Records supplied:
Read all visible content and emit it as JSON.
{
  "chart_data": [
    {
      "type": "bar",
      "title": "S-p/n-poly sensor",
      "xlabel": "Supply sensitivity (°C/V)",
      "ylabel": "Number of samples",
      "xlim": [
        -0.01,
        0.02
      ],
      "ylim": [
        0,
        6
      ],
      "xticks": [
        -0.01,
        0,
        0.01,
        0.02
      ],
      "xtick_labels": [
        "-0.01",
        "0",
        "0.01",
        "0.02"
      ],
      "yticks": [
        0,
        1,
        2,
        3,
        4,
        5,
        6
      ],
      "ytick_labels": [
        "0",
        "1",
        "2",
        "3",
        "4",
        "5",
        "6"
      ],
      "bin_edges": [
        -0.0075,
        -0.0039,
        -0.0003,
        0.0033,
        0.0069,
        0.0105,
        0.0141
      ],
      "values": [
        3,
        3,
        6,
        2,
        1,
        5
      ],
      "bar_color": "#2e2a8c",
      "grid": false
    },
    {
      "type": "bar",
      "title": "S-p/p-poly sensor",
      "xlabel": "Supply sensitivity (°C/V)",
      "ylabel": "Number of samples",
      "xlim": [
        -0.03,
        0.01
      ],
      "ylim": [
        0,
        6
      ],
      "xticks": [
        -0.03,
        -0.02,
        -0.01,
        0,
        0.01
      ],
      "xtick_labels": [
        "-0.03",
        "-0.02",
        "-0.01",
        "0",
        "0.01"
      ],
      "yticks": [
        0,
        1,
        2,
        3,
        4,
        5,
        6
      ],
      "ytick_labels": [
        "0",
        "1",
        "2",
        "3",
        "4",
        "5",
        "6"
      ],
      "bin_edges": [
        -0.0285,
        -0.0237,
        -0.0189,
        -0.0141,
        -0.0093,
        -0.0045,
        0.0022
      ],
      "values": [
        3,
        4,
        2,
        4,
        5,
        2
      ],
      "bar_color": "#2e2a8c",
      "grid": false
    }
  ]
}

Set problem: All of the data shown above must be copied exactly.

Solution:
Read all visible content and emit it as JSON.
{
  "chart_data": [
    {
      "type": "bar",
      "title": "S-p/n-poly sensor",
      "xlabel": "Supply sensitivity (°C/V)",
      "ylabel": "Number of samples",
      "xlim": [
        -0.01,
        0.02
      ],
      "ylim": [
        0,
        6
      ],
      "xticks": [
        -0.01,
        0,
        0.01,
        0.02
      ],
      "xtick_labels": [
        "-0.01",
        "0",
        "0.01",
        "0.02"
      ],
      "yticks": [
        0,
        1,
        2,
        3,
        4,
        5,
        6
      ],
      "ytick_labels": [
        "0",
        "1",
        "2",
        "3",
        "4",
        "5",
        "6"
      ],
      "bin_edges": [
        -0.0075,
        -0.0039,
        -0.0003,
        0.0033,
        0.0069,
        0.0105,
        0.0141
      ],
      "values": [
        3,
        3,
        6,
        2,
        1,
        5
      ],
      "bar_color": "#2e2a8c",
      "grid": false
    },
    {
      "type": "bar",
      "title": "S-p/p-poly sensor",
      "xlabel": "Supply sensitivity (°C/V)",
      "ylabel": "Number of samples",
      "xlim": [
        -0.03,
        0.01
      ],
      "ylim": [
        0,
        6
      ],
      "xticks": [
        -0.03,
        -0.02,
        -0.01,
        0,
        0.01
      ],
      "xtick_labels": [
        "-0.03",
        "-0.02",
        "-0.01",
        "0",
        "0.01"
      ],
      "yticks": [
        0,
        1,
        2,
        3,
        4,
        5,
        6
      ],
      "ytick_labels": [
        "0",
        "1",
        "2",
        "3",
        "4",
        "5",
        "6"
      ],
      "bin_edges": [
        -0.0285,
        -0.0237,
        -0.0189,
        -0.0141,
        -0.0093,
        -0.0045,
        0.0022
      ],
      "values": [
        3,
        4,
        2,
        4,
        5,
        2
      ],
      "bar_color": "#2e2a8c",
      "grid": false
    }
  ]
}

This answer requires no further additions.